## TASK TO CARRY OUT:
Repeat each record below exactly, dropping the pictures.

(Items from a dataset)
▬▬▬▬▬▬▬▬▬▬

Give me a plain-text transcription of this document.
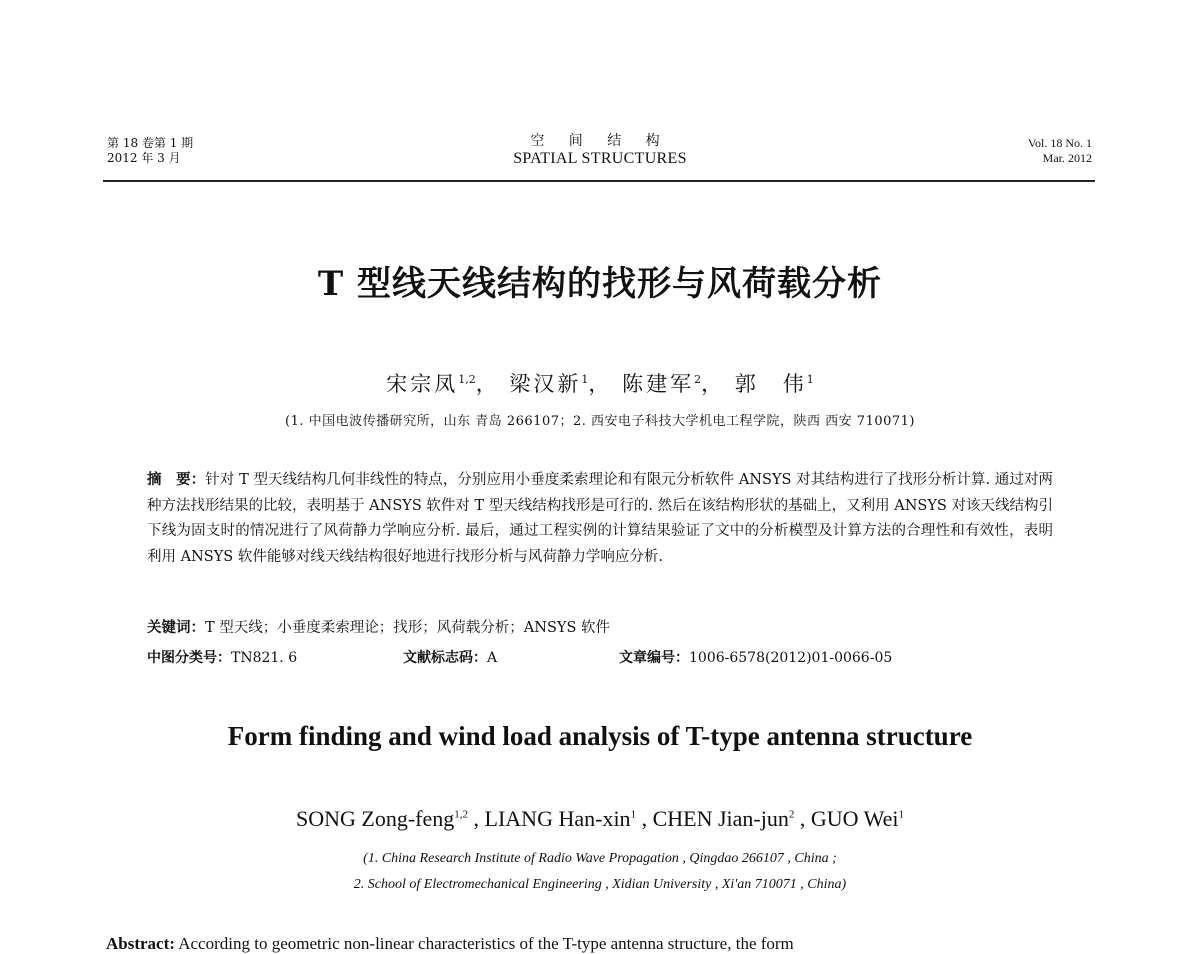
第 18 卷第 1 期
2012 年 3 月
空 间 结 构
SPATIAL STRUCTURES
Vol. 18 No. 1
Mar. 2012
T 型线天线结构的找形与风荷载分析
宋宗凤$^{1,2}$， 梁汉新$^1$， 陈建军$^2$， 郭　伟$^1$
(1. 中国电波传播研究所，山东 青岛 266107；2. 西安电子科技大学机电工程学院，陕西 西安 710071)
摘　要：针对 T 型天线结构几何非线性的特点，分别应用小垂度柔索理论和有限元分析软件 ANSYS 对其结构进行了找形分析计算. 通过对两种方法找形结果的比较，表明基于 ANSYS 软件对 T 型天线结构找形是可行的. 然后在该结构形状的基础上，又利用 ANSYS 对该天线结构引下线为固支时的情况进行了风荷静力学响应分析. 最后，通过工程实例的计算结果验证了文中的分析模型及计算方法的合理性和有效性，表明利用 ANSYS 软件能够对线天线结构很好地进行找形分析与风荷静力学响应分析.
关键词：T 型天线；小垂度柔索理论；找形；风荷载分析；ANSYS 软件
中图分类号：TN821. 6	文献标志码：A	文章编号：1006-6578(2012)01-0066-05
Form finding and wind load analysis of T-type antenna structure
SONG Zong-feng$^{1,2}$ , LIANG Han-xin$^1$ , CHEN Jian-jun$^2$ , GUO Wei$^1$
(1. China Research Institute of Radio Wave Propagation , Qingdao 266107 , China ;
2. School of Electromechanical Engineering , Xidian University , Xi'an 710071 , China)
Abstract: According to geometric non-linear characteristics of the T-type antenna structure, the form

▬▬▬▬▬▬▬▬▬▬

## SOLUTION FOR THIS EXERCISE:
Give me a plain-text transcription of this document.
第 18 卷第 1 期
2012 年 3 月
空 间 结 构
SPATIAL STRUCTURES
Vol. 18 No. 1
Mar. 2012
T 型线天线结构的找形与风荷载分析
宋宗凤$^{1,2}$， 梁汉新$^1$， 陈建军$^2$， 郭　伟$^1$
(1. 中国电波传播研究所，山东 青岛 266107；2. 西安电子科技大学机电工程学院，陕西 西安 710071)
摘　要：针对 T 型天线结构几何非线性的特点，分别应用小垂度柔索理论和有限元分析软件 ANSYS 对其结构进行了找形分析计算. 通过对两种方法找形结果的比较，表明基于 ANSYS 软件对 T 型天线结构找形是可行的. 然后在该结构形状的基础上，又利用 ANSYS 对该天线结构引下线为固支时的情况进行了风荷静力学响应分析. 最后，通过工程实例的计算结果验证了文中的分析模型及计算方法的合理性和有效性，表明利用 ANSYS 软件能够对线天线结构很好地进行找形分析与风荷静力学响应分析.
关键词：T 型天线；小垂度柔索理论；找形；风荷载分析；ANSYS 软件
中图分类号：TN821. 6	文献标志码：A	文章编号：1006-6578(2012)01-0066-05
Form finding and wind load analysis of T-type antenna structure
SONG Zong-feng$^{1,2}$ , LIANG Han-xin$^1$ , CHEN Jian-jun$^2$ , GUO Wei$^1$
(1. China Research Institute of Radio Wave Propagation , Qingdao 266107 , China ;
2. School of Electromechanical Engineering , Xidian University , Xi'an 710071 , China)
Abstract: According to geometric non-linear characteristics of the T-type antenna structure, the form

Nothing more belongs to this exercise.